§ **Aim**: Write out the records again, exactly, leaving none out.

==== Raw data

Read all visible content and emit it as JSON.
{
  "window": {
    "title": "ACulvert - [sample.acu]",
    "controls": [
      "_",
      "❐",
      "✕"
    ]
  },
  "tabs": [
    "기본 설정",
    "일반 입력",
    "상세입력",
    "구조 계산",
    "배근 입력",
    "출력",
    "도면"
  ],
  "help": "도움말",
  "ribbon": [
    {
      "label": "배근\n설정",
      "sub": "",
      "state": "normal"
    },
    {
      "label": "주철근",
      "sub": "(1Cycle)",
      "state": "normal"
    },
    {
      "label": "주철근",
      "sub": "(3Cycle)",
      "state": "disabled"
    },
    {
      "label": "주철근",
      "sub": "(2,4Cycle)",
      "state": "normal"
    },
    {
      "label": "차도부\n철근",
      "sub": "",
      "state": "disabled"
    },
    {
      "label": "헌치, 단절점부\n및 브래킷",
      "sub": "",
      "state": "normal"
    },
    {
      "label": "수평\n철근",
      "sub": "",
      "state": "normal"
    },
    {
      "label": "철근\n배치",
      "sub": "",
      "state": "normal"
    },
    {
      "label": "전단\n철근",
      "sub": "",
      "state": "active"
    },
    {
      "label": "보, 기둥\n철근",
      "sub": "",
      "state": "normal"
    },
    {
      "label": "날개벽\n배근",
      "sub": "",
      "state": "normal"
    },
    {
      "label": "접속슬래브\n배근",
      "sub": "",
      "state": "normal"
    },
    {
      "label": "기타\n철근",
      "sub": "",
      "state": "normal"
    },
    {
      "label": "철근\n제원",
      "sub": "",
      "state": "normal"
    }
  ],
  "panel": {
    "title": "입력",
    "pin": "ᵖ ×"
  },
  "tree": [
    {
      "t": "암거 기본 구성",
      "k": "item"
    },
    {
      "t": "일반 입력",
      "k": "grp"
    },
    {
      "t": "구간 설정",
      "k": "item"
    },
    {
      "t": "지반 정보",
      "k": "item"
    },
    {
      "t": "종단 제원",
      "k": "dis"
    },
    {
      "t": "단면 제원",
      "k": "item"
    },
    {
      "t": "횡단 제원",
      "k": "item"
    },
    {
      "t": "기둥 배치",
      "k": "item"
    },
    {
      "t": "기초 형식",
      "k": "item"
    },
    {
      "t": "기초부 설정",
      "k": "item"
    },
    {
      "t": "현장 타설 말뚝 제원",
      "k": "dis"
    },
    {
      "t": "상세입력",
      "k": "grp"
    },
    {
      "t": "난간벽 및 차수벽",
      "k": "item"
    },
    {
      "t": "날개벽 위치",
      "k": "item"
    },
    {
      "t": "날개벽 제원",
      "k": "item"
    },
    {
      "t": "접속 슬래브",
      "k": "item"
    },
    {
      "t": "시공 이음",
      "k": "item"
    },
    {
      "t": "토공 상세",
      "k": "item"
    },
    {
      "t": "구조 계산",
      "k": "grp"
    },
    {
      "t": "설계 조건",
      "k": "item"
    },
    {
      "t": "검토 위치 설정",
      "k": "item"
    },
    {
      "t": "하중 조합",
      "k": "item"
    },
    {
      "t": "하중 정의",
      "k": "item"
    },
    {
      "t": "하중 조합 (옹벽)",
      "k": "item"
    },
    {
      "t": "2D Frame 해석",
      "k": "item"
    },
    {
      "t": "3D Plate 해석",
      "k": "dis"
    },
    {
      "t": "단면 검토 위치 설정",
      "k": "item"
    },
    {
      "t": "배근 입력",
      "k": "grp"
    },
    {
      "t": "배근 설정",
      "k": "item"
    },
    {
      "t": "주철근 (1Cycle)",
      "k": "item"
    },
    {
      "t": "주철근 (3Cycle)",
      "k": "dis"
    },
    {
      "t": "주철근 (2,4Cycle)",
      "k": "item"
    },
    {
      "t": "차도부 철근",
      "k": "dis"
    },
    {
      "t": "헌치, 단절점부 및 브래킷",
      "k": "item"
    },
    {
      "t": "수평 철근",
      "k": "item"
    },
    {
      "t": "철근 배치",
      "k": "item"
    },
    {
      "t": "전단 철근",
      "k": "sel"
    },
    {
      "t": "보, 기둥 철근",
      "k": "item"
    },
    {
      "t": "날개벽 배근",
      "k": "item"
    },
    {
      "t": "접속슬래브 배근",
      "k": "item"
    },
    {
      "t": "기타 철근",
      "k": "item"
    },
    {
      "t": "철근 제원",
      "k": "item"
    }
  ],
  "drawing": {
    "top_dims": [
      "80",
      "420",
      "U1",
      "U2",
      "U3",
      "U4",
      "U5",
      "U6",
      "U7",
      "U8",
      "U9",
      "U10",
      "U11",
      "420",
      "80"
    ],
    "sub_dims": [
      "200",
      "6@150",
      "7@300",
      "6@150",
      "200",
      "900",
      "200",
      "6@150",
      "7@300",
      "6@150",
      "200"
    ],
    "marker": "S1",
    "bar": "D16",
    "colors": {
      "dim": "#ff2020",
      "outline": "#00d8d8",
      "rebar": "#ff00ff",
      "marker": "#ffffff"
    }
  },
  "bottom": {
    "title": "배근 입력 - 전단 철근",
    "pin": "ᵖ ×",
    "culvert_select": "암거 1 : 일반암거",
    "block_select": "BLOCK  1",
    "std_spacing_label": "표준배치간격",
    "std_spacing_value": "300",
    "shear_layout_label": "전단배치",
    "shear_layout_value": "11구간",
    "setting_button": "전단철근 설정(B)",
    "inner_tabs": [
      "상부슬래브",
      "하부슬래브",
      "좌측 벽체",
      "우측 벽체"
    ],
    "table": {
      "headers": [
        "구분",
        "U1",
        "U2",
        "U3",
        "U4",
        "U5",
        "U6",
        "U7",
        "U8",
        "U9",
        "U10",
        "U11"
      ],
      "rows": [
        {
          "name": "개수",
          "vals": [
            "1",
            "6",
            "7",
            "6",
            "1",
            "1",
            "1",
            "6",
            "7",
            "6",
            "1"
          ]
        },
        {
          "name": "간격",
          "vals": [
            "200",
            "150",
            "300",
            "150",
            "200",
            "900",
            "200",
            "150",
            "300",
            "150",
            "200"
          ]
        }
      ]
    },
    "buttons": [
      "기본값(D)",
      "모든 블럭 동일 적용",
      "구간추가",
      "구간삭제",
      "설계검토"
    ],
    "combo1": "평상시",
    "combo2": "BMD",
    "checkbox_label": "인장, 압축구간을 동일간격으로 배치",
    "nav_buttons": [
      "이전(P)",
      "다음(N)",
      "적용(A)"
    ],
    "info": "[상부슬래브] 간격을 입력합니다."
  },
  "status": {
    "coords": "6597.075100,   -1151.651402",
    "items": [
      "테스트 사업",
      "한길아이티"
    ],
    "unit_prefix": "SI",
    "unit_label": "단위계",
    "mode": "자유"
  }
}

========

§ **Output for this exercise**:
Read all visible content and emit it as JSON.
{
  "window": {
    "title": "ACulvert - [sample.acu]",
    "controls": [
      "_",
      "❐",
      "✕"
    ]
  },
  "tabs": [
    "기본 설정",
    "일반 입력",
    "상세입력",
    "구조 계산",
    "배근 입력",
    "출력",
    "도면"
  ],
  "help": "도움말",
  "ribbon": [
    {
      "label": "배근\n설정",
      "sub": "",
      "state": "normal"
    },
    {
      "label": "주철근",
      "sub": "(1Cycle)",
      "state": "normal"
    },
    {
      "label": "주철근",
      "sub": "(3Cycle)",
      "state": "disabled"
    },
    {
      "label": "주철근",
      "sub": "(2,4Cycle)",
      "state": "normal"
    },
    {
      "label": "차도부\n철근",
      "sub": "",
      "state": "disabled"
    },
    {
      "label": "헌치, 단절점부\n및 브래킷",
      "sub": "",
      "state": "normal"
    },
    {
      "label": "수평\n철근",
      "sub": "",
      "state": "normal"
    },
    {
      "label": "철근\n배치",
      "sub": "",
      "state": "normal"
    },
    {
      "label": "전단\n철근",
      "sub": "",
      "state": "active"
    },
    {
      "label": "보, 기둥\n철근",
      "sub": "",
      "state": "normal"
    },
    {
      "label": "날개벽\n배근",
      "sub": "",
      "state": "normal"
    },
    {
      "label": "접속슬래브\n배근",
      "sub": "",
      "state": "normal"
    },
    {
      "label": "기타\n철근",
      "sub": "",
      "state": "normal"
    },
    {
      "label": "철근\n제원",
      "sub": "",
      "state": "normal"
    }
  ],
  "panel": {
    "title": "입력",
    "pin": "ᵖ ×"
  },
  "tree": [
    {
      "t": "암거 기본 구성",
      "k": "item"
    },
    {
      "t": "일반 입력",
      "k": "grp"
    },
    {
      "t": "구간 설정",
      "k": "item"
    },
    {
      "t": "지반 정보",
      "k": "item"
    },
    {
      "t": "종단 제원",
      "k": "dis"
    },
    {
      "t": "단면 제원",
      "k": "item"
    },
    {
      "t": "횡단 제원",
      "k": "item"
    },
    {
      "t": "기둥 배치",
      "k": "item"
    },
    {
      "t": "기초 형식",
      "k": "item"
    },
    {
      "t": "기초부 설정",
      "k": "item"
    },
    {
      "t": "현장 타설 말뚝 제원",
      "k": "dis"
    },
    {
      "t": "상세입력",
      "k": "grp"
    },
    {
      "t": "난간벽 및 차수벽",
      "k": "item"
    },
    {
      "t": "날개벽 위치",
      "k": "item"
    },
    {
      "t": "날개벽 제원",
      "k": "item"
    },
    {
      "t": "접속 슬래브",
      "k": "item"
    },
    {
      "t": "시공 이음",
      "k": "item"
    },
    {
      "t": "토공 상세",
      "k": "item"
    },
    {
      "t": "구조 계산",
      "k": "grp"
    },
    {
      "t": "설계 조건",
      "k": "item"
    },
    {
      "t": "검토 위치 설정",
      "k": "item"
    },
    {
      "t": "하중 조합",
      "k": "item"
    },
    {
      "t": "하중 정의",
      "k": "item"
    },
    {
      "t": "하중 조합 (옹벽)",
      "k": "item"
    },
    {
      "t": "2D Frame 해석",
      "k": "item"
    },
    {
      "t": "3D Plate 해석",
      "k": "dis"
    },
    {
      "t": "단면 검토 위치 설정",
      "k": "item"
    },
    {
      "t": "배근 입력",
      "k": "grp"
    },
    {
      "t": "배근 설정",
      "k": "item"
    },
    {
      "t": "주철근 (1Cycle)",
      "k": "item"
    },
    {
      "t": "주철근 (3Cycle)",
      "k": "dis"
    },
    {
      "t": "주철근 (2,4Cycle)",
      "k": "item"
    },
    {
      "t": "차도부 철근",
      "k": "dis"
    },
    {
      "t": "헌치, 단절점부 및 브래킷",
      "k": "item"
    },
    {
      "t": "수평 철근",
      "k": "item"
    },
    {
      "t": "철근 배치",
      "k": "item"
    },
    {
      "t": "전단 철근",
      "k": "sel"
    },
    {
      "t": "보, 기둥 철근",
      "k": "item"
    },
    {
      "t": "날개벽 배근",
      "k": "item"
    },
    {
      "t": "접속슬래브 배근",
      "k": "item"
    },
    {
      "t": "기타 철근",
      "k": "item"
    },
    {
      "t": "철근 제원",
      "k": "item"
    }
  ],
  "drawing": {
    "top_dims": [
      "80",
      "420",
      "U1",
      "U2",
      "U3",
      "U4",
      "U5",
      "U6",
      "U7",
      "U8",
      "U9",
      "U10",
      "U11",
      "420",
      "80"
    ],
    "sub_dims": [
      "200",
      "6@150",
      "7@300",
      "6@150",
      "200",
      "900",
      "200",
      "6@150",
      "7@300",
      "6@150",
      "200"
    ],
    "marker": "S1",
    "bar": "D16",
    "colors": {
      "dim": "#ff2020",
      "outline": "#00d8d8",
      "rebar": "#ff00ff",
      "marker": "#ffffff"
    }
  },
  "bottom": {
    "title": "배근 입력 - 전단 철근",
    "pin": "ᵖ ×",
    "culvert_select": "암거 1 : 일반암거",
    "block_select": "BLOCK  1",
    "std_spacing_label": "표준배치간격",
    "std_spacing_value": "300",
    "shear_layout_label": "전단배치",
    "shear_layout_value": "11구간",
    "setting_button": "전단철근 설정(B)",
    "inner_tabs": [
      "상부슬래브",
      "하부슬래브",
      "좌측 벽체",
      "우측 벽체"
    ],
    "table": {
      "headers": [
        "구분",
        "U1",
        "U2",
        "U3",
        "U4",
        "U5",
        "U6",
        "U7",
        "U8",
        "U9",
        "U10",
        "U11"
      ],
      "rows": [
        {
          "name": "개수",
          "vals": [
            "1",
            "6",
            "7",
            "6",
            "1",
            "1",
            "1",
            "6",
            "7",
            "6",
            "1"
          ]
        },
        {
          "name": "간격",
          "vals": [
            "200",
            "150",
            "300",
            "150",
            "200",
            "900",
            "200",
            "150",
            "300",
            "150",
            "200"
          ]
        }
      ]
    },
    "buttons": [
      "기본값(D)",
      "모든 블럭 동일 적용",
      "구간추가",
      "구간삭제",
      "설계검토"
    ],
    "combo1": "평상시",
    "combo2": "BMD",
    "checkbox_label": "인장, 압축구간을 동일간격으로 배치",
    "nav_buttons": [
      "이전(P)",
      "다음(N)",
      "적용(A)"
    ],
    "info": "[상부슬래브] 간격을 입력합니다."
  },
  "status": {
    "coords": "6597.075100,   -1151.651402",
    "items": [
      "테스트 사업",
      "한길아이티"
    ],
    "unit_prefix": "SI",
    "unit_label": "단위계",
    "mode": "자유"
  }
}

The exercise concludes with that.